After 12. Bxd5, the game is essentially over. White controls the center and has pieces primed for an attack on Black's king side. Moreover, Black has little or no counterplay. Na5 might be faster than Rb8, but it matters little.

13. Nxh7! is quite literally the point of Qc2 and Qd2. I'm sure Viktor took a great deal of pleasure in trouncing Karpov in this fashion. I give Karpov a lot of credit for coming back and winning the match, especially after getting so easily crushed in this game.

Premium Chessgames Member
  diceman: <njchess:I give Karpov a lot of credit for coming back and winning the match, especially after getting so easily crushed in this game.>

Limped to victory is the way Id phrase it.
Karpov didn't have to "come back".

After this game Karpov had 3 wins to Korchnoi's 2 wins. The remaining 3 games were drawn giving Karpov the match, even though neither player won the required amount
to end the match.

One interesting side note to this game,
after 17...Bxd5, Korchnoi had forgotten if you could
castle with your rook attacked.
He asked the Match Arbiter if 18.0-0 was legal!
When he was told he could, that's what he played.

One can only imagine since black attacks the rook
and threatens Nf3+ winning the queen, that Korchnoi
must have planned on 18.0-0-0 in his calculations.
(if 0-0 was illegal)

Fortunately, even after 18.0-0-0 white seems to win
quickly by pushing the H pawn.

Premium Chessgames Member
  mahmoudkubba: I don't understand. Is that Karpov playings? Also I still don't know if esteemed do put for each days games for each icon of the day games that have relations bet. each others.. One other thing for now: How to be clever and knows that this day the games on the icons for that day r all related to each other, and for the such and such other day only two of the icons of the day r related to each other. As someone suggested: No body really knows every thing abt a special ch. game. So what abt a whole tournament? or three or four games which had relation(s) bet. each other and been shown on a special day together???

I think even the mother of the two brothers ages ago when told abt the death of one of them by inviting her to a ch. game at that date saying to her Shah Mate and then she knew that one of her sons died and it was little easier for her pain... I think even that woman knew little abt that special game.

Sep-24-10  Everett: <diceman> The "minimum wins" rule is gladly gone from WC and qualifying play. Thankfully it was never repeated after 84-5. I didn't realize that it was indeed in effect here. Are you sure?

<fab4> After 12..Na5 13.Bxb7 Nxb7 14.Qd5 Nd6 I don't see an immediate knock-out blow. In fact, if black gets to play ..Nf5 white's g5 N is starting to look a little loose. I know there must be a refutation, but it seems that 12..Na5 is a viable try.

Sep-24-10  rapidcitychess: <Yes, it is; but Karpov, a very slight man physically, tended to wear down and lose his accuracy late in long, tough matches.>

Karpov was known for his incredible tenacity

Very nice game by Mr.Korchnoi, it's a shame he never was WC.

Sep-24-10  fab4: <Everett> after 13..Nb7 14.Qd5 Nd6 15.Bf4 Nf5 16.h4 with 0-0-0/g4/h5/Ne4 come, white is looking very nice. But know what you mean re the immediate knockout blow.

■ Record extracts ■

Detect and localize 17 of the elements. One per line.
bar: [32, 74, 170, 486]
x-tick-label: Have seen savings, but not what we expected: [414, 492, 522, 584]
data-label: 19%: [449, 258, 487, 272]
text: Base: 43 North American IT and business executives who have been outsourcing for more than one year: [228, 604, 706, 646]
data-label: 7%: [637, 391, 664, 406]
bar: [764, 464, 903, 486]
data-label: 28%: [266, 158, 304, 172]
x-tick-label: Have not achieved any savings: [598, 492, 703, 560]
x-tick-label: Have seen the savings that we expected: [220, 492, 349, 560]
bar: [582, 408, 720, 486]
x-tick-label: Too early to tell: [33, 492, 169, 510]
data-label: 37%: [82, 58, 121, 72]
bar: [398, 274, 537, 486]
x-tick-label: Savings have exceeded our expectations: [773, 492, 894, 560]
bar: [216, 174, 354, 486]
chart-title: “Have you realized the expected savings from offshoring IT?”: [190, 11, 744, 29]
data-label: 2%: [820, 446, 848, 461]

■ What to work on ■
**A)** According to the chess discussion, what was the win count between Karpov and Korchnoi after this game?
**B)** Write out the passage of the chess discussion from "Karpov didn't have" up to and including "end the match.".

■ Solutions per task ■
**A)** Karpov had 3 wins to Korchnoi's 2.

**B)**
Karpov didn't have to "come back".

After this game Karpov had 3 wins to Korchnoi's 2 wins. The remaining 3 games were drawn giving Karpov the match, even though neither player won the required amount
to end the match.